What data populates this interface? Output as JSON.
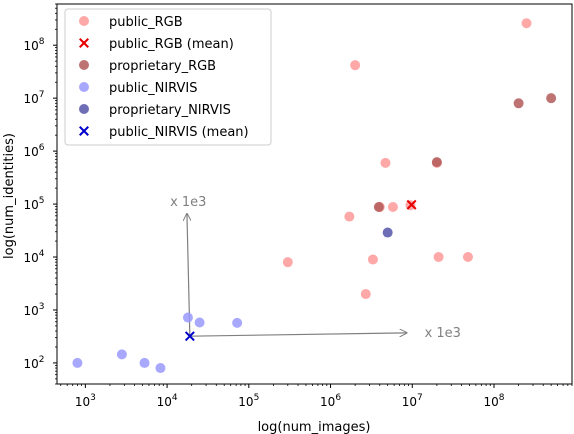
{
  "chart_data": {
    "type": "scatter",
    "xlabel": "log(num_images)",
    "ylabel": "log(num_identities)",
    "xscale": "log",
    "yscale": "log",
    "xlim": [
      450,
      900000000
    ],
    "ylim": [
      40,
      600000000
    ],
    "x_ticks": [
      {
        "value": 1000,
        "base": "10",
        "exp": "3"
      },
      {
        "value": 10000,
        "base": "10",
        "exp": "4"
      },
      {
        "value": 100000,
        "base": "10",
        "exp": "5"
      },
      {
        "value": 1000000,
        "base": "10",
        "exp": "6"
      },
      {
        "value": 10000000,
        "base": "10",
        "exp": "7"
      },
      {
        "value": 100000000,
        "base": "10",
        "exp": "8"
      }
    ],
    "y_ticks": [
      {
        "value": 100,
        "base": "10",
        "exp": "2"
      },
      {
        "value": 1000,
        "base": "10",
        "exp": "3"
      },
      {
        "value": 10000,
        "base": "10",
        "exp": "4"
      },
      {
        "value": 100000,
        "base": "10",
        "exp": "5"
      },
      {
        "value": 1000000,
        "base": "10",
        "exp": "6"
      },
      {
        "value": 10000000,
        "base": "10",
        "exp": "7"
      },
      {
        "value": 100000000,
        "base": "10",
        "exp": "8"
      }
    ],
    "grid": false,
    "legend_position": "top-left",
    "series": [
      {
        "name": "public_RGB",
        "marker": "circle",
        "color": "#ff9999",
        "points": [
          {
            "x": 250000000,
            "y": 260000000
          },
          {
            "x": 2000000,
            "y": 42000000
          },
          {
            "x": 4700000,
            "y": 600000
          },
          {
            "x": 20000000,
            "y": 600000
          },
          {
            "x": 1700000,
            "y": 58000
          },
          {
            "x": 4000000,
            "y": 88000
          },
          {
            "x": 5800000,
            "y": 88000
          },
          {
            "x": 9500000,
            "y": 95000
          },
          {
            "x": 300000,
            "y": 8000
          },
          {
            "x": 3300000,
            "y": 9000
          },
          {
            "x": 21000000,
            "y": 10000
          },
          {
            "x": 48000000,
            "y": 10000
          },
          {
            "x": 2700000,
            "y": 2000
          }
        ]
      },
      {
        "name": "public_RGB (mean)",
        "marker": "x",
        "color": "#e60000",
        "points": [
          {
            "x": 9800000,
            "y": 97000
          }
        ]
      },
      {
        "name": "proprietary_RGB",
        "marker": "circle",
        "color": "#b35a5a",
        "points": [
          {
            "x": 200000000,
            "y": 8000000
          },
          {
            "x": 500000000,
            "y": 10000000
          },
          {
            "x": 20000000,
            "y": 620000
          },
          {
            "x": 3900000,
            "y": 88000
          }
        ]
      },
      {
        "name": "public_NIRVIS",
        "marker": "circle",
        "color": "#9999ff",
        "points": [
          {
            "x": 800,
            "y": 100
          },
          {
            "x": 2800,
            "y": 145
          },
          {
            "x": 5300,
            "y": 100
          },
          {
            "x": 8300,
            "y": 80
          },
          {
            "x": 18000,
            "y": 720
          },
          {
            "x": 25000,
            "y": 580
          },
          {
            "x": 72000,
            "y": 570
          }
        ]
      },
      {
        "name": "proprietary_NIRVIS",
        "marker": "circle",
        "color": "#5555aa",
        "points": [
          {
            "x": 5000000,
            "y": 29000
          }
        ]
      },
      {
        "name": "public_NIRVIS (mean)",
        "marker": "x",
        "color": "#0000cc",
        "points": [
          {
            "x": 19000,
            "y": 320
          }
        ]
      }
    ],
    "annotations": [
      {
        "text": "x 1e3",
        "from": {
          "x": 19000,
          "y": 320
        },
        "to": {
          "x": 17500,
          "y": 65000
        },
        "label_at": {
          "x": 10000,
          "y": 100000
        },
        "color": "#808080"
      },
      {
        "text": "x 1e3",
        "from": {
          "x": 19000,
          "y": 320
        },
        "to": {
          "x": 8500000,
          "y": 370
        },
        "label_at": {
          "x": 13000000,
          "y": 340
        },
        "color": "#808080"
      }
    ]
  }
}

* * * * * * *

Gather every line from the listing above in which the word "name" appears.

- RESULT:
        "name": "public_RGB",
        "name": "public_RGB (mean)",
        "name": "proprietary_RGB",
        "name": "public_NIRVIS",
        "name": "proprietary_NIRVIS",
        "name": "public_NIRVIS (mean)",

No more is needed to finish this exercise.